▶ **Task description**
Copy each line that has the string "this" somewhere in it.
═══ Extracted information ═══
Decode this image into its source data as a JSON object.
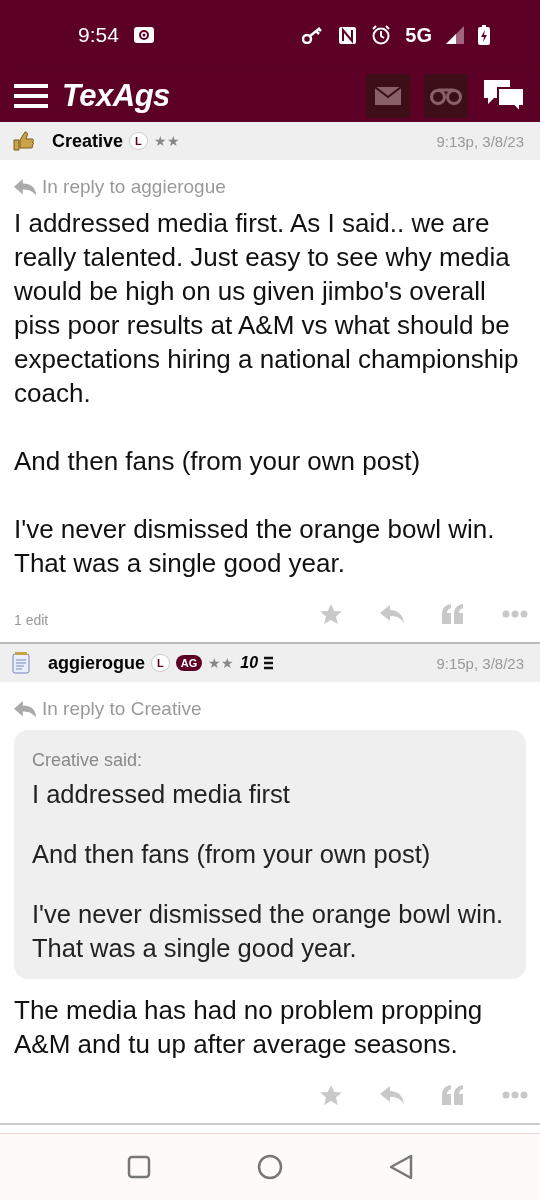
{
  "status_bar": {
    "time": "9:54",
    "network": "5G"
  },
  "header": {
    "logo": "TexAgs"
  },
  "posts": [
    {
      "avatar": {
        "kind": "thumb"
      },
      "author": "Creative",
      "badges": [
        {
          "kind": "outline",
          "text": "L"
        }
      ],
      "stars": "★★",
      "time": "9:13p, 3/8/23",
      "reply_to": "In reply to aggierogue",
      "paragraphs": [
        "I addressed media first. As I said.. we are really talented. Just easy to see why media would be high on us given jimbo's overall piss poor results at A&M vs what should be expectations hiring a national championship coach.",
        "And then fans (from your own post)",
        "I've never dismissed the orange bowl win. That was a single good year."
      ],
      "edits": "1 edit"
    },
    {
      "avatar": {
        "kind": "note"
      },
      "author": "aggierogue",
      "badges": [
        {
          "kind": "outline",
          "text": "L"
        },
        {
          "kind": "filled",
          "text": "AG"
        }
      ],
      "stars": "★★",
      "years": "10",
      "time": "9:15p, 3/8/23",
      "reply_to": "In reply to Creative",
      "quote": {
        "attribution": "Creative said:",
        "paragraphs": [
          "I addressed media first",
          "And then fans (from your own post)",
          "I've never dismissed the orange bowl win. That was a single good year."
        ]
      },
      "paragraphs": [
        "The media has had no problem propping A&M and tu up after average seasons."
      ]
    }
  ]
}
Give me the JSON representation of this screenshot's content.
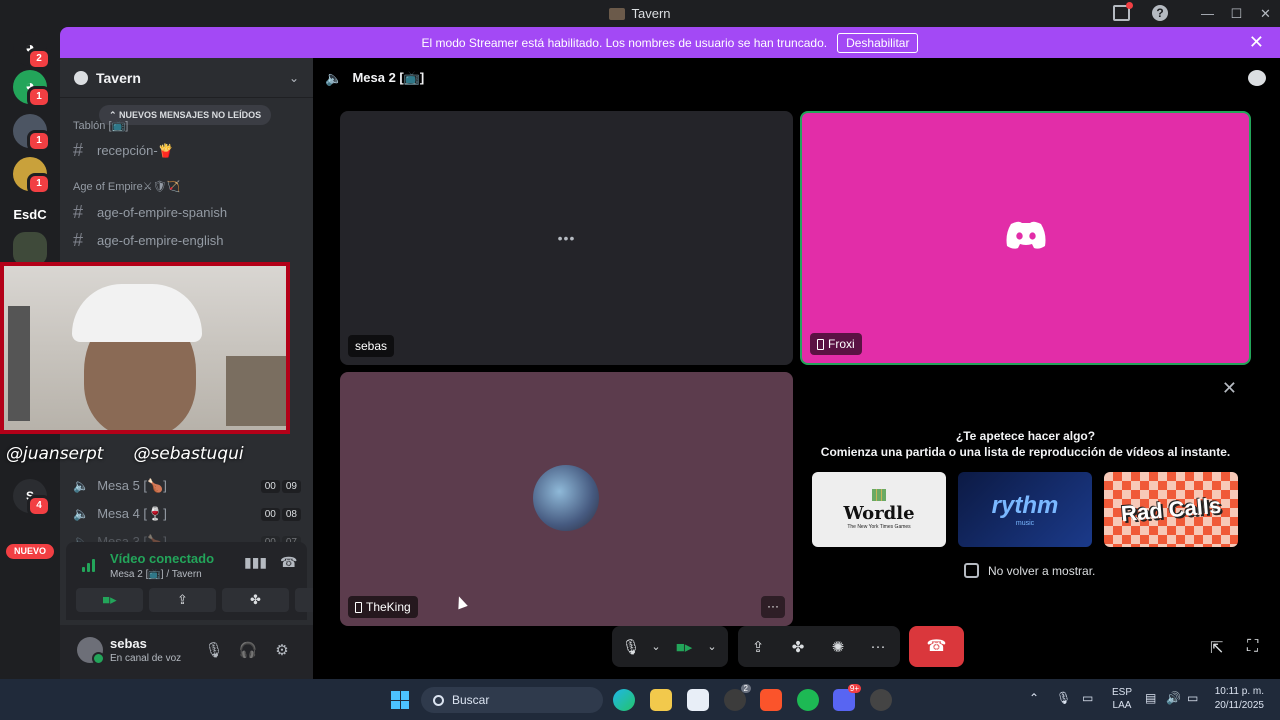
{
  "window": {
    "title": "Tavern"
  },
  "banner": {
    "text": "El modo Streamer está habilitado. Los nombres de usuario se han truncado.",
    "button": "Deshabilitar"
  },
  "rail": {
    "badges": [
      "2",
      "1",
      "1",
      "1",
      "4"
    ],
    "esdc_label": "EsdC",
    "s_label": "S",
    "new_label": "NUEVO"
  },
  "sidebar": {
    "guild_name": "Tavern",
    "unread_pill": "NUEVOS MENSAJES NO LEÍDOS",
    "category_1": "Tablón [📺]",
    "channel_1": "recepción-🍟",
    "category_2": "Age of Empire⚔🛡🏹",
    "channel_2": "age-of-empire-spanish",
    "channel_3": "age-of-empire-english",
    "voice_channels": [
      {
        "name": "Mesa 5 [🍗]",
        "count_a": "00",
        "count_b": "09"
      },
      {
        "name": "Mesa 4 [🍷]",
        "count_a": "00",
        "count_b": "08"
      },
      {
        "name": "Mesa 3 [🍗]",
        "count_a": "00",
        "count_b": "07"
      }
    ]
  },
  "webcam": {
    "handle_left": "@juanserpt",
    "handle_right": "@sebastuqui"
  },
  "voice": {
    "status": "Vídeo conectado",
    "location": "Mesa 2 [📺] / Tavern"
  },
  "user": {
    "name": "sebas",
    "status": "En canal de voz"
  },
  "call": {
    "channel_name": "Mesa 2 [📺]",
    "tiles": {
      "tile1_name": "sebas",
      "tile1_dots": "•••",
      "tile2_name": "Froxi",
      "tile3_name": "TheKing",
      "tile3_more": "···"
    }
  },
  "activity": {
    "question": "¿Te apetece hacer algo?",
    "subtitle": "Comienza una partida o una lista de reproducción de vídeos al instante.",
    "cards": [
      {
        "title": "Wordle",
        "sub": "The New York Times Games"
      },
      {
        "title": "rythm",
        "sub": "music"
      },
      {
        "title": "Rad Calls"
      }
    ],
    "checkbox_label": "No volver a mostrar."
  },
  "taskbar": {
    "search_placeholder": "Buscar",
    "lang_1": "ESP",
    "lang_2": "LAA",
    "time": "10:11 p. m.",
    "date": "20/11/2025",
    "xbox_badge": "2",
    "discord_badge": "9+"
  },
  "colors": {
    "streamer_purple": "#a349f5",
    "froxi_pink": "#e22da8",
    "connected_green": "#23a55a",
    "hangup_red": "#da373c"
  }
}
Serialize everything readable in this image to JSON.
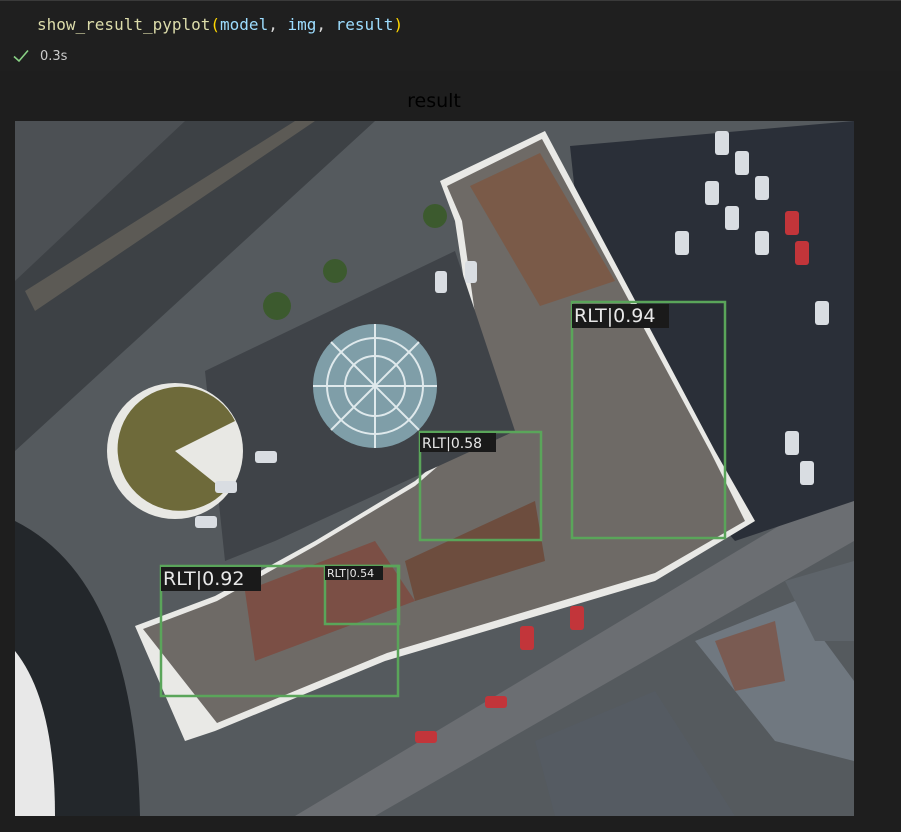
{
  "cell": {
    "code": {
      "function": "show_result_pyplot",
      "args": [
        "model",
        "img",
        "result"
      ]
    },
    "status": {
      "icon": "checkmark-icon",
      "exec_time": "0.3s",
      "color": "#89d185"
    }
  },
  "output": {
    "plot_title": "result",
    "detections": [
      {
        "label": "RLT|0.94",
        "class": "RLT",
        "score": 0.94
      },
      {
        "label": "RLT|0.58",
        "class": "RLT",
        "score": 0.58
      },
      {
        "label": "RLT|0.92",
        "class": "RLT",
        "score": 0.92
      },
      {
        "label": "RLT|0.54",
        "class": "RLT",
        "score": 0.54
      }
    ],
    "box_color": "#5aa55a"
  }
}
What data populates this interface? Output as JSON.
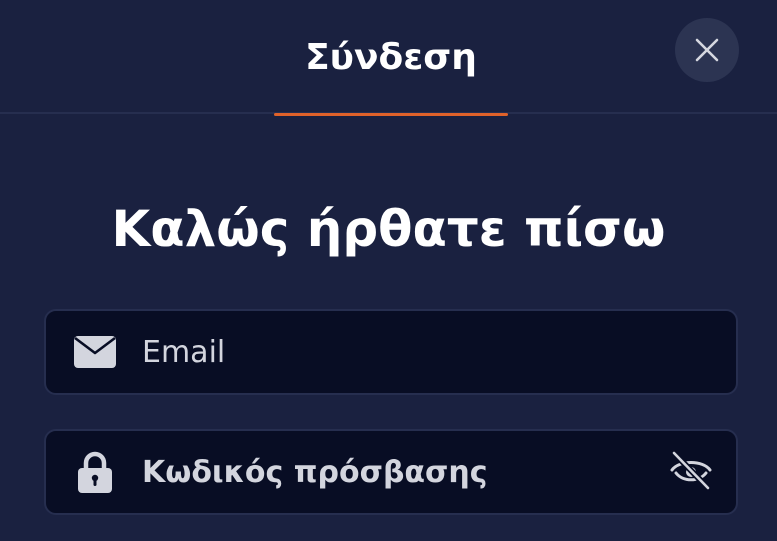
{
  "header": {
    "tab_label": "Σύνδεση",
    "accent_color": "#e0622a"
  },
  "icons": {
    "close": "close-icon",
    "email": "envelope-icon",
    "password": "lock-icon",
    "visibility": "eye-off-icon"
  },
  "main": {
    "title": "Καλώς ήρθατε πίσω"
  },
  "form": {
    "email_placeholder": "Email",
    "email_value": "",
    "password_placeholder": "Κωδικός πρόσβασης",
    "password_value": ""
  }
}
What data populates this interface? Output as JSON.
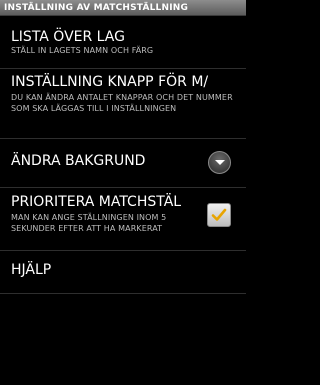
{
  "titlebar": {
    "title": "INSTÄLLNING AV MATCHSTÄLLNING"
  },
  "preferences": [
    {
      "title": "LISTA ÖVER LAG",
      "summary": "STÄLL IN LAGETS NAMN OCH FÄRG"
    },
    {
      "title": "INSTÄLLNING KNAPP FÖR M/",
      "summary": "DU KAN ÄNDRA ANTALET KNAPPAR OCH DET NUMMER SOM SKA LÄGGAS TILL I INSTÄLLNINGEN"
    },
    {
      "title": "ÄNDRA BAKGRUND",
      "widget": "dropdown-icon"
    },
    {
      "title": "PRIORITERA MATCHSTÄL",
      "summary": "MAN KAN ANGE STÄLLNINGEN INOM 5 SEKUNDER EFTER ATT HA MARKERAT",
      "widget": "checkbox",
      "checked": true
    },
    {
      "title": "HJÄLP"
    }
  ],
  "colors": {
    "background": "#000000",
    "summary_text": "#bdbdbd",
    "checkmark": "#e8a400"
  }
}
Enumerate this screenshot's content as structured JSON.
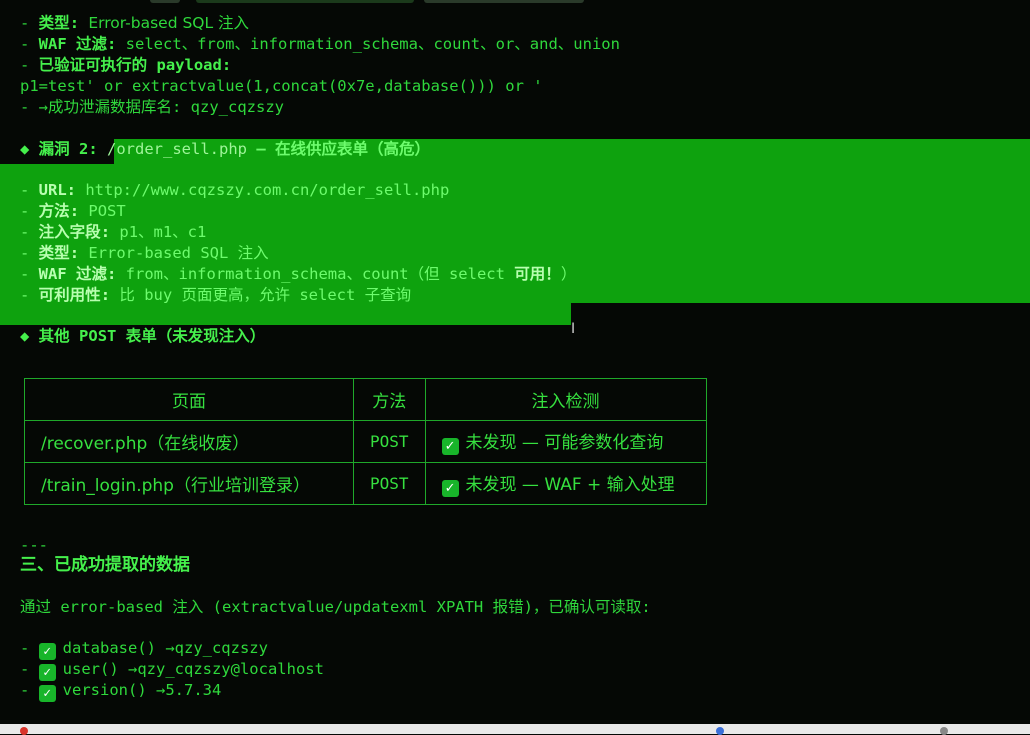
{
  "vuln1": {
    "type_label": "类型",
    "type_value": "Error-based SQL 注入",
    "waf_label": "WAF 过滤",
    "waf_value": "select、from、information_schema、count、or、and、union",
    "payload_label": "已验证可执行的 payload",
    "payload_code": "p1=test' or extractvalue(1,concat(0x7e,database())) or '",
    "leak_text": "→成功泄漏数据库名: qzy_cqzszy"
  },
  "vuln2": {
    "heading_prefix": "漏洞 2:",
    "heading_path": "/order_sell.php",
    "heading_desc": "— 在线供应表单（高危）",
    "url_label": "URL",
    "url_value": "http://www.cqzszy.com.cn/order_sell.php",
    "method_label": "方法",
    "method_value": "POST",
    "fields_label": "注入字段",
    "fields_value": "p1、m1、c1",
    "type_label": "类型",
    "type_value": "Error-based SQL 注入",
    "waf_label": "WAF 过滤",
    "waf_value_a": "from、information_schema、count（但 select",
    "waf_value_b": "可用！",
    "waf_value_c": "）",
    "use_label": "可利用性",
    "use_value": "比 buy 页面更高，允许 select 子查询"
  },
  "other": {
    "heading_a": "其他",
    "heading_code": "POST",
    "heading_b": "表单（未发现注入）"
  },
  "table": {
    "headers": [
      "页面",
      "方法",
      "注入检测"
    ],
    "rows": [
      {
        "page": "/recover.php（在线收废）",
        "method": "POST",
        "result": "未发现 — 可能参数化查询"
      },
      {
        "page": "/train_login.php（行业培训登录）",
        "method": "POST",
        "result": "未发现 — WAF + 输入处理"
      }
    ]
  },
  "section3": {
    "separator": "---",
    "heading": "三、已成功提取的数据",
    "intro": "通过 error-based 注入 (extractvalue/updatexml XPATH 报错)，已确认可读取:",
    "items": [
      "database() →qzy_cqzszy",
      "user() →qzy_cqzszy@localhost",
      "version() →5.7.34"
    ]
  },
  "icons": {
    "bullet": "diamond-bullet-icon",
    "check": "checkbox-checked-icon",
    "cursor": "text-cursor-icon"
  },
  "colors": {
    "text": "#2fd83c",
    "highlight": "#0ea20e",
    "background": "#050805"
  }
}
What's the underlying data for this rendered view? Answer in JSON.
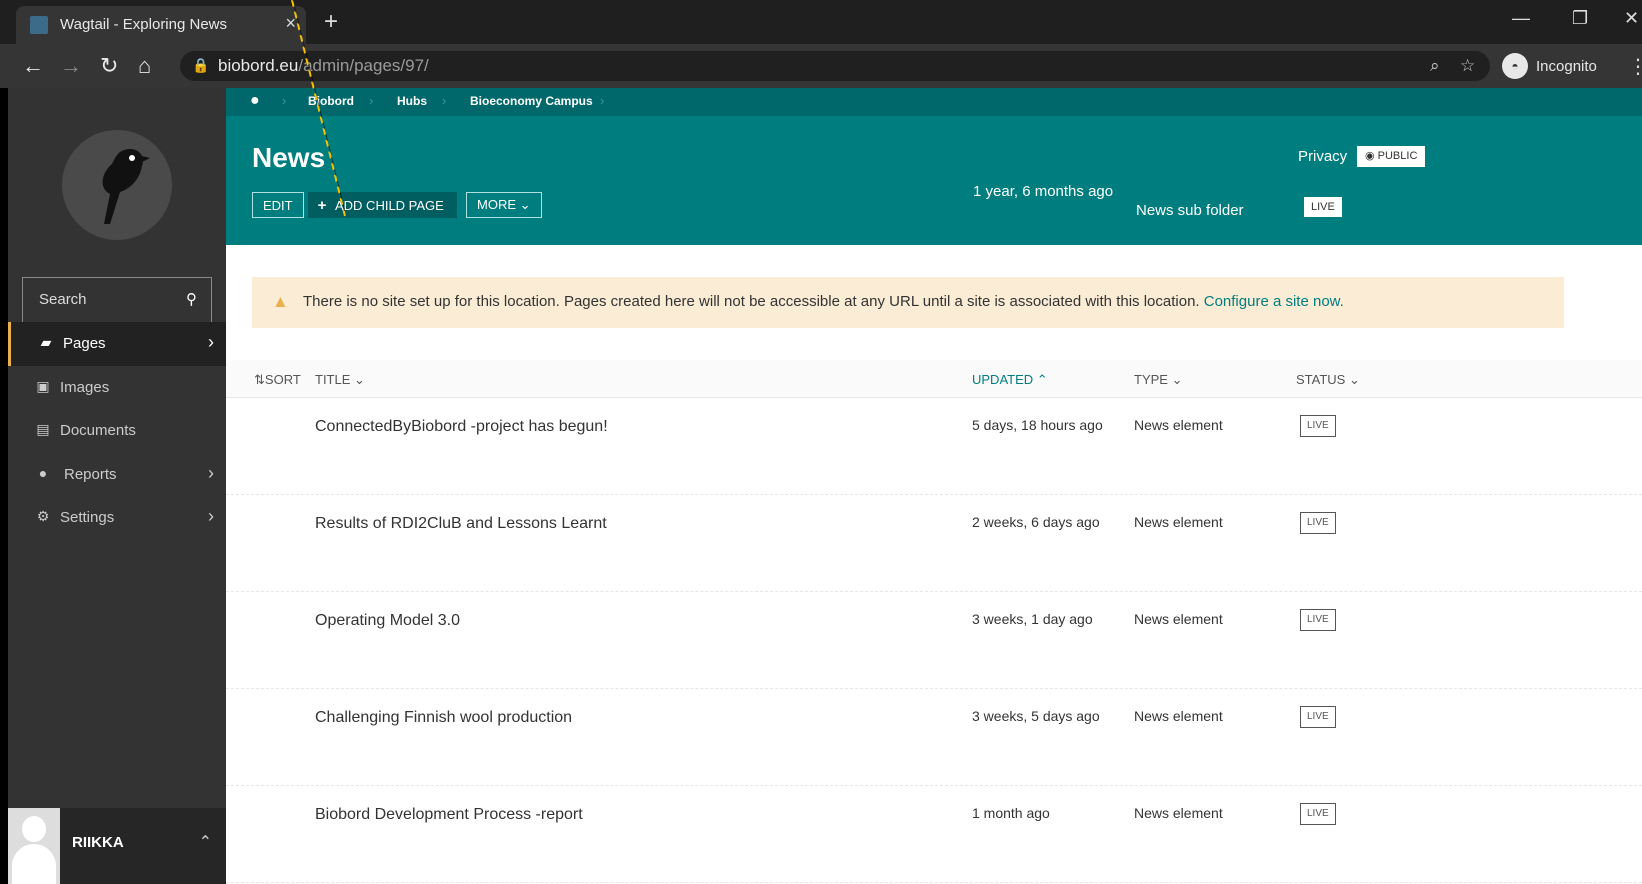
═══
▶ **Problem solution**
Decode this image into its source data as a JSON object.
Give me the JSON representation of this screenshot's content.
Serialize everything readable in this image to JSON.
What data populates this interface? Output as JSON.
What data populates this interface? Output as JSON.
Enumerate this screenshot's content as structured JSON.
What's the underlying data for this rendered view? Answer in JSON.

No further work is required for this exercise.